◆ Dataset records:
○ ○ ○
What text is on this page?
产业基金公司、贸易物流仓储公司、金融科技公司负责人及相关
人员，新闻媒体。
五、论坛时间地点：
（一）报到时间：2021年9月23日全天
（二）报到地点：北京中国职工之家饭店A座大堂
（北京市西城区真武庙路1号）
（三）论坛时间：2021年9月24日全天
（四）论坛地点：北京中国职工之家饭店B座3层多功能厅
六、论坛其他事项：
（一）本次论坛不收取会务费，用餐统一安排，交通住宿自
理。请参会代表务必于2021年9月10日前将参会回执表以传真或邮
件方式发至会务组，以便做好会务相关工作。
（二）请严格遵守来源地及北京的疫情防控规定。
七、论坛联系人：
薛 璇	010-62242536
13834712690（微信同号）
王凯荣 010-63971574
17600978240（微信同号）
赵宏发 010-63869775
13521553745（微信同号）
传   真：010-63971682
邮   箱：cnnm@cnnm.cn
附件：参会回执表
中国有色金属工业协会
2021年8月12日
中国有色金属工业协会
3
○ ○ ○
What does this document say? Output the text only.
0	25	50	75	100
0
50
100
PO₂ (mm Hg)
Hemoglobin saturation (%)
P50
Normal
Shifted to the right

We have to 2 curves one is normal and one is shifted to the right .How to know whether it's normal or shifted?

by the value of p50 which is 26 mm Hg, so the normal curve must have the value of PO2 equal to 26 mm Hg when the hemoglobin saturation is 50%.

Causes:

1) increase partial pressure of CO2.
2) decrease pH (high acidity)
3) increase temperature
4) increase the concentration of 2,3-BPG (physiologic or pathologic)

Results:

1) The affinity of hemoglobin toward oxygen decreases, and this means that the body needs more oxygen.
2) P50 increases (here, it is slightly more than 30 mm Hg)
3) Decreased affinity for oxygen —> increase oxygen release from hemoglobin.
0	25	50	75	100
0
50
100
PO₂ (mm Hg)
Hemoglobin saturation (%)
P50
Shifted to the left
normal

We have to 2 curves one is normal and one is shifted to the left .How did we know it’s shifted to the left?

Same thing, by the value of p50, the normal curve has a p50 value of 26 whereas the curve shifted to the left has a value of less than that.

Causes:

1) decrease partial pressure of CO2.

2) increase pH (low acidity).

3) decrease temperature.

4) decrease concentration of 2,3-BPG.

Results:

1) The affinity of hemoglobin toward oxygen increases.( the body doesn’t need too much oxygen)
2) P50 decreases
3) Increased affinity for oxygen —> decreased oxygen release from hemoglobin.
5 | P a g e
○ ○ ○
◆ WRITTEN INSTRUCTION:
Scan the lines for the string "acidity". Copy out each line that matches.

◆ EXERCISE RESULT:
2) decrease pH (high acidity)
2) increase pH (low acidity).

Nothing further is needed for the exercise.